**WRITTEN EXERCISE**
Reproduce each line from the records that holds "JSON".

**RECORDS TO PROCESS**
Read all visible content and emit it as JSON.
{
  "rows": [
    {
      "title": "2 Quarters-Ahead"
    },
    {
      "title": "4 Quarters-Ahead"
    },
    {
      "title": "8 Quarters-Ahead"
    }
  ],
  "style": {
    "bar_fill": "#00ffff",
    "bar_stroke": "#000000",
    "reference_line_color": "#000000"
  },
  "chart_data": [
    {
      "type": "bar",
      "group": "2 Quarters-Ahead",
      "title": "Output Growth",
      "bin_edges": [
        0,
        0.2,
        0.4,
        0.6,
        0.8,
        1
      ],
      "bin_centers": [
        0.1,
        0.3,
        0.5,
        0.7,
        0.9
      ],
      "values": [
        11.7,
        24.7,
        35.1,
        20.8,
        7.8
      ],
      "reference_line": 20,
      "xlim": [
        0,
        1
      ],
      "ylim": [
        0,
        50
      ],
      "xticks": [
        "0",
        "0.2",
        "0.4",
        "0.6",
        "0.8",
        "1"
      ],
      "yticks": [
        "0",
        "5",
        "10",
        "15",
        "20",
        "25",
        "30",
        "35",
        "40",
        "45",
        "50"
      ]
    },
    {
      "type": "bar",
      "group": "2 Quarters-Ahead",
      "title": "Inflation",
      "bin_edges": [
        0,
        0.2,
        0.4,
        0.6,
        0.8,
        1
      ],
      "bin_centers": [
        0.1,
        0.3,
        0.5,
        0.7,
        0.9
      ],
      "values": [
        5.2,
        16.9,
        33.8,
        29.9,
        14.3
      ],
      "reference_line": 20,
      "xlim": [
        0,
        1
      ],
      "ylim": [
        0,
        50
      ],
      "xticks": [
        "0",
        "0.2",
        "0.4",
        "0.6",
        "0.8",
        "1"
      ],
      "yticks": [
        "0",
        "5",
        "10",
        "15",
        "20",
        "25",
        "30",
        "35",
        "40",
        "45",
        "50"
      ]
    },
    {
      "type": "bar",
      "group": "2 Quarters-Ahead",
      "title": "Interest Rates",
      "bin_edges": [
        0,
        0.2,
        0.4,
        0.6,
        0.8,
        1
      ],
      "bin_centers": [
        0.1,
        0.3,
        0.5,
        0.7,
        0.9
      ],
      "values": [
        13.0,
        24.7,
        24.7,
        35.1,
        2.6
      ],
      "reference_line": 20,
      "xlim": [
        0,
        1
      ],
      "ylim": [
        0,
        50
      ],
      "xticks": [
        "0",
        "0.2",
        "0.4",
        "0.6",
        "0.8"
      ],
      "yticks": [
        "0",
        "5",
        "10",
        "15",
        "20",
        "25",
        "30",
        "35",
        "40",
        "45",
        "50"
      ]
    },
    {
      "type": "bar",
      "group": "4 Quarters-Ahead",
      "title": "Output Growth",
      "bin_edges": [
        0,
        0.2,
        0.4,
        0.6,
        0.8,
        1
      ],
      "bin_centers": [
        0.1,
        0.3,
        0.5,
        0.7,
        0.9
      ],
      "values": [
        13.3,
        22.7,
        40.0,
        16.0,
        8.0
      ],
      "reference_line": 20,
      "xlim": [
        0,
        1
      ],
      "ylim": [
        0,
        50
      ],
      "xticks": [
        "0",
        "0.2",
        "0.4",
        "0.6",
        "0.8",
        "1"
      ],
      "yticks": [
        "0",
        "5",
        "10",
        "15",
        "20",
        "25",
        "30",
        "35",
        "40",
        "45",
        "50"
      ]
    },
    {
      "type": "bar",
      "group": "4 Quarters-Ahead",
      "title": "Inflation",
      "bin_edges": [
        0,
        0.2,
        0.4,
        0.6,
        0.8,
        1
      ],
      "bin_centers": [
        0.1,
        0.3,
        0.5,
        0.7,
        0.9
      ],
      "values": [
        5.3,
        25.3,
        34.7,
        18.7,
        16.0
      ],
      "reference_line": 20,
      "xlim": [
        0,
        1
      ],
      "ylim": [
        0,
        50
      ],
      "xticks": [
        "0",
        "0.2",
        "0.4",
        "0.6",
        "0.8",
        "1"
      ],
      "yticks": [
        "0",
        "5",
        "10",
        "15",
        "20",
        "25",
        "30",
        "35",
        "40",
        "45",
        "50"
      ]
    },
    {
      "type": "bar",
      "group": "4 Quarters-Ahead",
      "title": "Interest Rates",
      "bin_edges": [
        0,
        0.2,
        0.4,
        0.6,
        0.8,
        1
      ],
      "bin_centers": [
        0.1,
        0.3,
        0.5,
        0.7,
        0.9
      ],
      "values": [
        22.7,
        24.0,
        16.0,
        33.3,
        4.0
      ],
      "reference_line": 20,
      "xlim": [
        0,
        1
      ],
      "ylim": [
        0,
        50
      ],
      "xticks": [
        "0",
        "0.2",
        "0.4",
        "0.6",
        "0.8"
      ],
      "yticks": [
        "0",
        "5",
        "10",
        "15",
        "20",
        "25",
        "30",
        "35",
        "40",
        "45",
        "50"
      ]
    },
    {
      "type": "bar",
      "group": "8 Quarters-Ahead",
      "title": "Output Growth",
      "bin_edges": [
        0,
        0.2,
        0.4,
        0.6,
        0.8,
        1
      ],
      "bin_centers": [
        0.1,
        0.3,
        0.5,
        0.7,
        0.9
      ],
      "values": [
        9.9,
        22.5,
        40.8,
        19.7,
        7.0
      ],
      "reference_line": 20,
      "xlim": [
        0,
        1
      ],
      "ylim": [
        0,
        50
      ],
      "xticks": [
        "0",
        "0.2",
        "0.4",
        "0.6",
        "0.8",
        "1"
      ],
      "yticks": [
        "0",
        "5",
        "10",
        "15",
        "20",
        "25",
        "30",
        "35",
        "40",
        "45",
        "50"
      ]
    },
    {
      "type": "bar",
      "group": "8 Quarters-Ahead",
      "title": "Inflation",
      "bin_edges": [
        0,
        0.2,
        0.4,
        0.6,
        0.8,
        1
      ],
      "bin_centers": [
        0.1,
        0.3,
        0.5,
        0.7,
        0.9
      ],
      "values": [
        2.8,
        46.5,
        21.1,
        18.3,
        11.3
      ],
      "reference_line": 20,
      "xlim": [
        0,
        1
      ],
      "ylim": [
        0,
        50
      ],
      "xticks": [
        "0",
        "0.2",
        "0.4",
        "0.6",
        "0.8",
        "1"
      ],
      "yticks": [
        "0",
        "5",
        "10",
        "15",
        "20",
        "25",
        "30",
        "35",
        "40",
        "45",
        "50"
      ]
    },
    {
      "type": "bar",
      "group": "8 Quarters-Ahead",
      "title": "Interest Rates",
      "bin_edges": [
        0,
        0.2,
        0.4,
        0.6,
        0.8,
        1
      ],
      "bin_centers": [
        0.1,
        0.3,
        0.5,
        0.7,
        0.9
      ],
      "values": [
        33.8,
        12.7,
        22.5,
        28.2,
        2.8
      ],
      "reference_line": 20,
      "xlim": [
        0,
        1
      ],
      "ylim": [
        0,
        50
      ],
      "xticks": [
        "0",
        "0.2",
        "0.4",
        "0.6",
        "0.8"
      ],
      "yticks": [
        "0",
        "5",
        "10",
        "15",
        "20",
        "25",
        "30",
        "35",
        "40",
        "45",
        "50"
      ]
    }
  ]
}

* * *

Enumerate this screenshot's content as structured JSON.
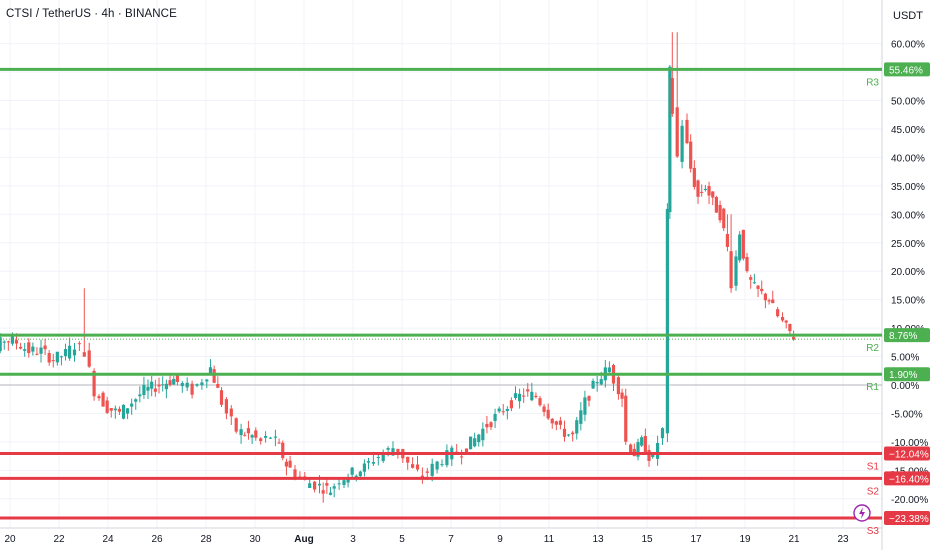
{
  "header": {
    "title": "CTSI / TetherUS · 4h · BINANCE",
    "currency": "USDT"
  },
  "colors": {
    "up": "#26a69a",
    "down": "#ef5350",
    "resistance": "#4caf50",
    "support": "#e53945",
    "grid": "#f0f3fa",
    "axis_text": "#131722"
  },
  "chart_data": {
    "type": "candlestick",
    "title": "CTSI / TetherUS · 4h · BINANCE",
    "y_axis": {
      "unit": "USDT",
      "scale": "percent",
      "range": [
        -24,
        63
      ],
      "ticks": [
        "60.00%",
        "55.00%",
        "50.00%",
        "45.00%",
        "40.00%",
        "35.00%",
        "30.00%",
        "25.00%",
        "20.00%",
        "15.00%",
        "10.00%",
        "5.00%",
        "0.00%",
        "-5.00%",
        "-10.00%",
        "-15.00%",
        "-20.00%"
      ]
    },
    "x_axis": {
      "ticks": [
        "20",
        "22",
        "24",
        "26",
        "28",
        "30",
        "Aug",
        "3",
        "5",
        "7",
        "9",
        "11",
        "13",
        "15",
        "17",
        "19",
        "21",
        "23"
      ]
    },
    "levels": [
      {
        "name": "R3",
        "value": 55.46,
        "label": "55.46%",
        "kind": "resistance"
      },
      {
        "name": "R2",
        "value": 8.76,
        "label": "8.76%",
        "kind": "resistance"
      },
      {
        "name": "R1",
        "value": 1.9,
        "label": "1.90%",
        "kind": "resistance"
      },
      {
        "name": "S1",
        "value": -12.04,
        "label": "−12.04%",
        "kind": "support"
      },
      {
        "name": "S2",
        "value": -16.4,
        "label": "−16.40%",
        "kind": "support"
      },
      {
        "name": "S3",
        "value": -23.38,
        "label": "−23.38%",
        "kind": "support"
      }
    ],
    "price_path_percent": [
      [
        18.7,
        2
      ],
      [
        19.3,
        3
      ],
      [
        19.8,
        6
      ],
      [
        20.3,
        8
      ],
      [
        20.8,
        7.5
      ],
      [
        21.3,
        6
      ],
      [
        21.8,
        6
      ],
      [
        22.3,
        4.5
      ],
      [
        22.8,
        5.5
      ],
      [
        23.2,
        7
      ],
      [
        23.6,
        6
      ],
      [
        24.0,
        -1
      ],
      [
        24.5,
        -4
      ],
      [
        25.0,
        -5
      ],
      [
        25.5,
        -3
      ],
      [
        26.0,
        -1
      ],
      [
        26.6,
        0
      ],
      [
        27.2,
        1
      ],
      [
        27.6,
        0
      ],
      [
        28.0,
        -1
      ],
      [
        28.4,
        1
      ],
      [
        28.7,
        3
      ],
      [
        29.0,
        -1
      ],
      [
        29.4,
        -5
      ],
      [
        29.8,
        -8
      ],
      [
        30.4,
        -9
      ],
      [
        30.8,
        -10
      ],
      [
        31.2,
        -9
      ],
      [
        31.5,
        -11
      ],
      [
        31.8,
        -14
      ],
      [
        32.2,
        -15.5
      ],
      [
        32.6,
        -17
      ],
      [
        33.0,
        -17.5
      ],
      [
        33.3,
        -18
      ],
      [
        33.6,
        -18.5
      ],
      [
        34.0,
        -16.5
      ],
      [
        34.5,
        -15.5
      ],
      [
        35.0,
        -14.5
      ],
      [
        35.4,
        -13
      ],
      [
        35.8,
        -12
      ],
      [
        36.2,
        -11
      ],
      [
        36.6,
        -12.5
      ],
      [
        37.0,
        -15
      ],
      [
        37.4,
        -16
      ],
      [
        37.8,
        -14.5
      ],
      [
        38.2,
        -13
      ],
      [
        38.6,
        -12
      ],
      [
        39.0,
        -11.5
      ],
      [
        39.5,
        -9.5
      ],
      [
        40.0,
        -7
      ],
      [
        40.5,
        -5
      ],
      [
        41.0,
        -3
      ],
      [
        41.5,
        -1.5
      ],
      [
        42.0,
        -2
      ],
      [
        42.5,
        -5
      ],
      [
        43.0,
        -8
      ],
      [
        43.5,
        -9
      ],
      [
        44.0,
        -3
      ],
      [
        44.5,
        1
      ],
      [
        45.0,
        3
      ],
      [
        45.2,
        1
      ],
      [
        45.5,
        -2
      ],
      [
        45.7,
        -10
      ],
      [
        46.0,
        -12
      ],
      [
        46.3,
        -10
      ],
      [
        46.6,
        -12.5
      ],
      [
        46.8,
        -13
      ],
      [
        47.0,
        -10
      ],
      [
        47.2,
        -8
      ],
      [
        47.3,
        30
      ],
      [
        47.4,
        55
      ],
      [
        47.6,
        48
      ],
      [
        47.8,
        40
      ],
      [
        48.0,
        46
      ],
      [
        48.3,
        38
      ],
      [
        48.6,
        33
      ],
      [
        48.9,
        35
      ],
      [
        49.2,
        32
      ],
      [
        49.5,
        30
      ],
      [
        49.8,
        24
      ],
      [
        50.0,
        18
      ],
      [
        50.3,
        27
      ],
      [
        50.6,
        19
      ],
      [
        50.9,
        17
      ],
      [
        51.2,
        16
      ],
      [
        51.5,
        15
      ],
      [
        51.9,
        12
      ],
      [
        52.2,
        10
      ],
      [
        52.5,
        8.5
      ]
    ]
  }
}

**REPLY TO THE TASK**
Read all visible content and emit it as JSON.
Enumerate this screenshot's content as structured JSON.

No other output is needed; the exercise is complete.